__Task statement__. How many lines in these records hold the string "sobre"? State only that number.

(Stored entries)
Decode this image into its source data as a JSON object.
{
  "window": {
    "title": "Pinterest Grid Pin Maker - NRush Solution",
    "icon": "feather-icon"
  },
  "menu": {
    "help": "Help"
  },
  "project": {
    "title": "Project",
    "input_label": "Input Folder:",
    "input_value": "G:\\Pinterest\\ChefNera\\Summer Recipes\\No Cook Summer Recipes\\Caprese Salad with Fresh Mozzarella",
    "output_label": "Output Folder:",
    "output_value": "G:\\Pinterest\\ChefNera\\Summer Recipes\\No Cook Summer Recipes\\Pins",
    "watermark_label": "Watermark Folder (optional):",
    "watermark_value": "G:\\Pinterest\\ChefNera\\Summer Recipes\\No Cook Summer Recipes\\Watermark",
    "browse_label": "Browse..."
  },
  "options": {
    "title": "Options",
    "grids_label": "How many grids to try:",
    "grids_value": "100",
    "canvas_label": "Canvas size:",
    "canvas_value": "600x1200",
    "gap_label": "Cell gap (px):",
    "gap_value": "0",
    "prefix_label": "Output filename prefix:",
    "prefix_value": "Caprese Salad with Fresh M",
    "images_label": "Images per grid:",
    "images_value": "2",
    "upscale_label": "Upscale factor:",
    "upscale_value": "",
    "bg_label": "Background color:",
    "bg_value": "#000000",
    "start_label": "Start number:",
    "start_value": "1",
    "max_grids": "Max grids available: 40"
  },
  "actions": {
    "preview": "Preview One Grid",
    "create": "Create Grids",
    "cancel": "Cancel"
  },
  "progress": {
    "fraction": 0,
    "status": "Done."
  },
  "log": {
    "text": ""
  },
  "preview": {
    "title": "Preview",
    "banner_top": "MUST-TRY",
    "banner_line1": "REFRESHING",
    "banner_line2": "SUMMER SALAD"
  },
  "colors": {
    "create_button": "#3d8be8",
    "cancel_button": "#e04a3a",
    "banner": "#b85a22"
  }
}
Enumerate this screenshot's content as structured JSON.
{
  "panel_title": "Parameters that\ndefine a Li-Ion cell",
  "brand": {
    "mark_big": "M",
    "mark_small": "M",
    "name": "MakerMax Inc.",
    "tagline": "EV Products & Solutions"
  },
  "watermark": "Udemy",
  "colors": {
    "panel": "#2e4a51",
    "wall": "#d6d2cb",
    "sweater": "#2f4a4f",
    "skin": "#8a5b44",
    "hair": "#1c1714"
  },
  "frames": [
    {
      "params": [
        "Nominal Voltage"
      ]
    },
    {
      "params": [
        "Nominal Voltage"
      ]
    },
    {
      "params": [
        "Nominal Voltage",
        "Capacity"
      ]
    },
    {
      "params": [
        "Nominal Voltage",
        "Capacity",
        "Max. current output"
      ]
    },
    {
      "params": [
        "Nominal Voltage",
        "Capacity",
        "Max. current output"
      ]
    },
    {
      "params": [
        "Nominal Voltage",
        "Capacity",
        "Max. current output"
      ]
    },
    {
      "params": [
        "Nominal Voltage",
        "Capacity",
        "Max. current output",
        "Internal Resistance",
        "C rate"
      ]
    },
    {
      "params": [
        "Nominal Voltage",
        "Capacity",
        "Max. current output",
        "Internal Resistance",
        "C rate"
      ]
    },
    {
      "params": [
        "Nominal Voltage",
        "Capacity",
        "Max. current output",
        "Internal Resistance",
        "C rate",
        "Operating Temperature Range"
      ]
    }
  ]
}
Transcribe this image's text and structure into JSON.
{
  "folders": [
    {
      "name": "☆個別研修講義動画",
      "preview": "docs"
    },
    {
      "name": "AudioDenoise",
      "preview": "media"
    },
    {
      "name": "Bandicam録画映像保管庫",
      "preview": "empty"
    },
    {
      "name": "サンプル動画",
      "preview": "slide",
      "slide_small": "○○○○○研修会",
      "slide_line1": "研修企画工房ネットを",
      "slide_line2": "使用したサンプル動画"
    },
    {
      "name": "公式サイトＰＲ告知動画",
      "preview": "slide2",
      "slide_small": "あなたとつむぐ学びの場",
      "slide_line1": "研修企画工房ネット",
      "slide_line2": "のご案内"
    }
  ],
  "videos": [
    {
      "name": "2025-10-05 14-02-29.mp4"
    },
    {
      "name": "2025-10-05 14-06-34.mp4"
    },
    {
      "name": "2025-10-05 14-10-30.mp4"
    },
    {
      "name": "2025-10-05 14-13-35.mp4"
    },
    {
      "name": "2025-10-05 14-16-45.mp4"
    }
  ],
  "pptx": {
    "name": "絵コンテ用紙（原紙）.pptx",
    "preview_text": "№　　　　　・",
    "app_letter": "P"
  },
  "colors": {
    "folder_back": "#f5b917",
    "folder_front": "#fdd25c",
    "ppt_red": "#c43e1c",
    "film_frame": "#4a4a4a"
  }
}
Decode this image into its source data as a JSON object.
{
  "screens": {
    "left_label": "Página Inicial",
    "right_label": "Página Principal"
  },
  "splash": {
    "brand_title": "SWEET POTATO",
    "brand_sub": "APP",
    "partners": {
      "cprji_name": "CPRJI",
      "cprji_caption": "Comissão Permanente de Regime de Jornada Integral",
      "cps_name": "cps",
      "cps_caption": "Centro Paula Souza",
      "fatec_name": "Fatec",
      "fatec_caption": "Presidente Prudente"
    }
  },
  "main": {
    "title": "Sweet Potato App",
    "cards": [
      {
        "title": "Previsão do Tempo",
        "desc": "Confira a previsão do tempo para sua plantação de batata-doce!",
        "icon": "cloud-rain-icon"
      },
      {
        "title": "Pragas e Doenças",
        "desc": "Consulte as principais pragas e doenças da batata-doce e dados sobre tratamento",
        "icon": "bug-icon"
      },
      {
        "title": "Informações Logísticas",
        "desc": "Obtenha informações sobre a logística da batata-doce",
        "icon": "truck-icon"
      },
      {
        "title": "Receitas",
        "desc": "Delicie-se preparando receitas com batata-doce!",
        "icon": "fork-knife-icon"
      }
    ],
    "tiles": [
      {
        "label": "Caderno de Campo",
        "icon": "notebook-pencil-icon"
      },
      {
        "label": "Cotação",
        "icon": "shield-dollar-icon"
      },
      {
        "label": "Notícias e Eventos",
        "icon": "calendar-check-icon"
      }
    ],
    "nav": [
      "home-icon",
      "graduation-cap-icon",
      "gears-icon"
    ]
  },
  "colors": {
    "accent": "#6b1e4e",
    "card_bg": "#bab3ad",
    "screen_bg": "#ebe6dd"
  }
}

__Task solution__. 2